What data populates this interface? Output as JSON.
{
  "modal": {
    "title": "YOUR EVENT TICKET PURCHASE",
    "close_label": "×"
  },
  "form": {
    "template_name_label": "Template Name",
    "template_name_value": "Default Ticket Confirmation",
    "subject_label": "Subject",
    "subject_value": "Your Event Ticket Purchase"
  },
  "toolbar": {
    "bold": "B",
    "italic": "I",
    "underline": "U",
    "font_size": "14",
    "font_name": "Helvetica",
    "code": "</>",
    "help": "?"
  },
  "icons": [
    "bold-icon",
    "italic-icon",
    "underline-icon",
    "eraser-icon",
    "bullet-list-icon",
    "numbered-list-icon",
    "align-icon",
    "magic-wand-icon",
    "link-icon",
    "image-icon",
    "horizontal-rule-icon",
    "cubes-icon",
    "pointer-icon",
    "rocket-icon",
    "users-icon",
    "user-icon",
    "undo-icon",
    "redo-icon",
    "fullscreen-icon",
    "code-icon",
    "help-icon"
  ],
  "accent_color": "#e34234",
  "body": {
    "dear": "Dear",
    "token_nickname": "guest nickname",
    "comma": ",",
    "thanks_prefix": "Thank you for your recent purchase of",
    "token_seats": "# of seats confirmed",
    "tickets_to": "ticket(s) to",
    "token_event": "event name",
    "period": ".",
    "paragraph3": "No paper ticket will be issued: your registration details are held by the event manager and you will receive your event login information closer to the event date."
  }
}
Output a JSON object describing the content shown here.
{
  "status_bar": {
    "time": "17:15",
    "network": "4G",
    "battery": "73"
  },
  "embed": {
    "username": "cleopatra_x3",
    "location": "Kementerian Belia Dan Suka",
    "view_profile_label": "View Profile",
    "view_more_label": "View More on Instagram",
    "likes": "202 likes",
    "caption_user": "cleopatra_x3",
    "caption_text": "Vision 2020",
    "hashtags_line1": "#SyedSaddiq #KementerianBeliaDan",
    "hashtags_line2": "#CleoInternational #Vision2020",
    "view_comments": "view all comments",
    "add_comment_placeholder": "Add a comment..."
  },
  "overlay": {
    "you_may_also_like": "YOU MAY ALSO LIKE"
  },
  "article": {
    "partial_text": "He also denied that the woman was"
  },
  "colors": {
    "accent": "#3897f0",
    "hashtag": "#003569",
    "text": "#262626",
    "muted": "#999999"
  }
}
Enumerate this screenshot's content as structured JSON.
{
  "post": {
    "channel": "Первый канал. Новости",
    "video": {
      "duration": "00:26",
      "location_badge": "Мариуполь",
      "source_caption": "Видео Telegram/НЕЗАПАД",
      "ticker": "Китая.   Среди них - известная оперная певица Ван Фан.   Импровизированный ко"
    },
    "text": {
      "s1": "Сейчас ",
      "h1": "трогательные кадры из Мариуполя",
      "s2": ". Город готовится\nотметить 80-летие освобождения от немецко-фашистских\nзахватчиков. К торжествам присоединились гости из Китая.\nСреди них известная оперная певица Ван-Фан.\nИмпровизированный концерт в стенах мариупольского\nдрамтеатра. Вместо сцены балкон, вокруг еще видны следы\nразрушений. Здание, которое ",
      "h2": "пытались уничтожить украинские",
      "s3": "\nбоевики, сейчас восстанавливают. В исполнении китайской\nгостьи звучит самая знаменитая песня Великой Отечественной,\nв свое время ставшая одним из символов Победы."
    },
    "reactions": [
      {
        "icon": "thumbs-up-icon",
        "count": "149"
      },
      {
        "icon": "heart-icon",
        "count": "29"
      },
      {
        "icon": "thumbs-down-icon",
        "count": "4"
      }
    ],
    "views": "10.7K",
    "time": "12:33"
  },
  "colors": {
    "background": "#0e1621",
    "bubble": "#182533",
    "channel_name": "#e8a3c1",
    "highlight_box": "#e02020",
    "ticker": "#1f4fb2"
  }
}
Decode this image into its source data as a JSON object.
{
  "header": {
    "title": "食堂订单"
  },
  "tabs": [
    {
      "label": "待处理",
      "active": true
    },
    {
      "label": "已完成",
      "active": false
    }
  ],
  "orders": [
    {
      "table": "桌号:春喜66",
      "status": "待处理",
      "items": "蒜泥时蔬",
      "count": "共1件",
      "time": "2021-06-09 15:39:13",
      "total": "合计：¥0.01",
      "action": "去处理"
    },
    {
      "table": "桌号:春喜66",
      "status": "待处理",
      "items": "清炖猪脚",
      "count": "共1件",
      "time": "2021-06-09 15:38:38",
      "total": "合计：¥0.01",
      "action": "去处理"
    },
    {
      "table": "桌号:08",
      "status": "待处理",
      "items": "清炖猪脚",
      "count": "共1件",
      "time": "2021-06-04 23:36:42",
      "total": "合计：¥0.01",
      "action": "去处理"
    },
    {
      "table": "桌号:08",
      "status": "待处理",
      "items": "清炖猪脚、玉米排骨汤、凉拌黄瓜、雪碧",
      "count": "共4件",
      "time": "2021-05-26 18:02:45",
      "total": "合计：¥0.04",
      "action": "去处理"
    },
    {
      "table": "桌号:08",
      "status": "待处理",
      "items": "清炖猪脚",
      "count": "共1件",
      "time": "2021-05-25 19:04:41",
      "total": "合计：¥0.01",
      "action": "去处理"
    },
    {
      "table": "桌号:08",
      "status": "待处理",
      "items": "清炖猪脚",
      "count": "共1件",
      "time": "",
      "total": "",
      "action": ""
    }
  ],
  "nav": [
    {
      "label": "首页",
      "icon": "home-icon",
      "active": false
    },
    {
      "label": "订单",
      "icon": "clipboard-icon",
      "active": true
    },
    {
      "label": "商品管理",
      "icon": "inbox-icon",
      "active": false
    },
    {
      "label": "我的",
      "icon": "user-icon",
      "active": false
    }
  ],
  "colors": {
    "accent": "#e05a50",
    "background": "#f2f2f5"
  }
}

++++++

**What is required**
Gather each line that holds "background".

**Answer to this task**
    "background": "#0e1621",
    "background": "#f2f2f5"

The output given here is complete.